* Prompt *
The records below are to be quoted in full; please keep every word exact.

--- begin ---

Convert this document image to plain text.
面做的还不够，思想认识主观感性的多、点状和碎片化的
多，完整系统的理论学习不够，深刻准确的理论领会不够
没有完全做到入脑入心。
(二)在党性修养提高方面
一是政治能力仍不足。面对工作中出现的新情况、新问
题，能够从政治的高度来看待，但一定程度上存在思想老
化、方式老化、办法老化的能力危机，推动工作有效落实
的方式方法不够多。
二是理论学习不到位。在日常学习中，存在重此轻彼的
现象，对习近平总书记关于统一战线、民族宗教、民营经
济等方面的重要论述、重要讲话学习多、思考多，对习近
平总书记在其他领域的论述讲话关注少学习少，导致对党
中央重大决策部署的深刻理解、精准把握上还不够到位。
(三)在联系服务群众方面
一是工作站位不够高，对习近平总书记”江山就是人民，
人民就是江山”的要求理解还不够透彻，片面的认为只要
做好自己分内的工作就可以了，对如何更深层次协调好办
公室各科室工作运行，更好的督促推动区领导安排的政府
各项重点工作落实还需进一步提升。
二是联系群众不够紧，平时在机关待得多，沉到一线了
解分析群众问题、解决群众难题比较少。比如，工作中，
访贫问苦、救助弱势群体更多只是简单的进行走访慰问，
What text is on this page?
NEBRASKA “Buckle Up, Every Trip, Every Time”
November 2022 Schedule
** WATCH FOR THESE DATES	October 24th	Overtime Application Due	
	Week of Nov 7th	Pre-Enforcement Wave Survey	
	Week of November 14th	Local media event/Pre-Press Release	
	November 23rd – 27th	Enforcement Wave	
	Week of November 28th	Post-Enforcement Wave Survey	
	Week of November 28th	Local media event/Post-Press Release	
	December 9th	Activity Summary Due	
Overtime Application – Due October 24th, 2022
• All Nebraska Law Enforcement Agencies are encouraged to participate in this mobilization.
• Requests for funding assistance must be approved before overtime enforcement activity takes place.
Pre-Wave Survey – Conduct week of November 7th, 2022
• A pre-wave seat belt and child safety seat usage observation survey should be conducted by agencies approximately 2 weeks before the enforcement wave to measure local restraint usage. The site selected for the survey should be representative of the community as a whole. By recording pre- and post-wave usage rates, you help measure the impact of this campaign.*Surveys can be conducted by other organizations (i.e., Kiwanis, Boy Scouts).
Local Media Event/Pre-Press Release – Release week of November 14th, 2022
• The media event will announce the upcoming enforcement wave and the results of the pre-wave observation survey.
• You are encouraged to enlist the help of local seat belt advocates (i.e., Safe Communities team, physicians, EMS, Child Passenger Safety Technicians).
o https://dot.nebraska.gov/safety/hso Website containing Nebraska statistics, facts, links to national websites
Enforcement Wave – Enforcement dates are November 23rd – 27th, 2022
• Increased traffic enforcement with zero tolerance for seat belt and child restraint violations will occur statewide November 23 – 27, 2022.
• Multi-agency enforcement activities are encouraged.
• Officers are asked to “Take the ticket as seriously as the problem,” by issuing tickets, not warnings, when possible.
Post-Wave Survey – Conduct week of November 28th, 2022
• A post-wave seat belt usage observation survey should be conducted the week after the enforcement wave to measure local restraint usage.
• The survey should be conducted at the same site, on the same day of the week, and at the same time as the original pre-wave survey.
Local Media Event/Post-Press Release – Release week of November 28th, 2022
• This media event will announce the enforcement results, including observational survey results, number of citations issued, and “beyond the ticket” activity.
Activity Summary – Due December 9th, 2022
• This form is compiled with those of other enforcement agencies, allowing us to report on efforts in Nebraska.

--- end ---

* Reply *
Convert this document image to plain text.
面做的还不够，思想认识主观感性的多、点状和碎片化的
多，完整系统的理论学习不够，深刻准确的理论领会不够
没有完全做到入脑入心。
(二)在党性修养提高方面
一是政治能力仍不足。面对工作中出现的新情况、新问
题，能够从政治的高度来看待，但一定程度上存在思想老
化、方式老化、办法老化的能力危机，推动工作有效落实
的方式方法不够多。
二是理论学习不到位。在日常学习中，存在重此轻彼的
现象，对习近平总书记关于统一战线、民族宗教、民营经
济等方面的重要论述、重要讲话学习多、思考多，对习近
平总书记在其他领域的论述讲话关注少学习少，导致对党
中央重大决策部署的深刻理解、精准把握上还不够到位。
(三)在联系服务群众方面
一是工作站位不够高，对习近平总书记”江山就是人民，
人民就是江山”的要求理解还不够透彻，片面的认为只要
做好自己分内的工作就可以了，对如何更深层次协调好办
公室各科室工作运行，更好的督促推动区领导安排的政府
各项重点工作落实还需进一步提升。
二是联系群众不够紧，平时在机关待得多，沉到一线了
解分析群众问题、解决群众难题比较少。比如，工作中，
访贫问苦、救助弱势群体更多只是简单的进行走访慰问，
What text is on this page?
NEBRASKA “Buckle Up, Every Trip, Every Time”
November 2022 Schedule
** WATCH FOR THESE DATES	October 24th	Overtime Application Due	
	Week of Nov 7th	Pre-Enforcement Wave Survey	
	Week of November 14th	Local media event/Pre-Press Release	
	November 23rd – 27th	Enforcement Wave	
	Week of November 28th	Post-Enforcement Wave Survey	
	Week of November 28th	Local media event/Post-Press Release	
	December 9th	Activity Summary Due	
Overtime Application – Due October 24th, 2022
• All Nebraska Law Enforcement Agencies are encouraged to participate in this mobilization.
• Requests for funding assistance must be approved before overtime enforcement activity takes place.
Pre-Wave Survey – Conduct week of November 7th, 2022
• A pre-wave seat belt and child safety seat usage observation survey should be conducted by agencies approximately 2 weeks before the enforcement wave to measure local restraint usage. The site selected for the survey should be representative of the community as a whole. By recording pre- and post-wave usage rates, you help measure the impact of this campaign.*Surveys can be conducted by other organizations (i.e., Kiwanis, Boy Scouts).
Local Media Event/Pre-Press Release – Release week of November 14th, 2022
• The media event will announce the upcoming enforcement wave and the results of the pre-wave observation survey.
• You are encouraged to enlist the help of local seat belt advocates (i.e., Safe Communities team, physicians, EMS, Child Passenger Safety Technicians).
o https://dot.nebraska.gov/safety/hso Website containing Nebraska statistics, facts, links to national websites
Enforcement Wave – Enforcement dates are November 23rd – 27th, 2022
• Increased traffic enforcement with zero tolerance for seat belt and child restraint violations will occur statewide November 23 – 27, 2022.
• Multi-agency enforcement activities are encouraged.
• Officers are asked to “Take the ticket as seriously as the problem,” by issuing tickets, not warnings, when possible.
Post-Wave Survey – Conduct week of November 28th, 2022
• A post-wave seat belt usage observation survey should be conducted the week after the enforcement wave to measure local restraint usage.
• The survey should be conducted at the same site, on the same day of the week, and at the same time as the original pre-wave survey.
Local Media Event/Post-Press Release – Release week of November 28th, 2022
• This media event will announce the enforcement results, including observational survey results, number of citations issued, and “beyond the ticket” activity.
Activity Summary – Due December 9th, 2022
• This form is compiled with those of other enforcement agencies, allowing us to report on efforts in Nebraska.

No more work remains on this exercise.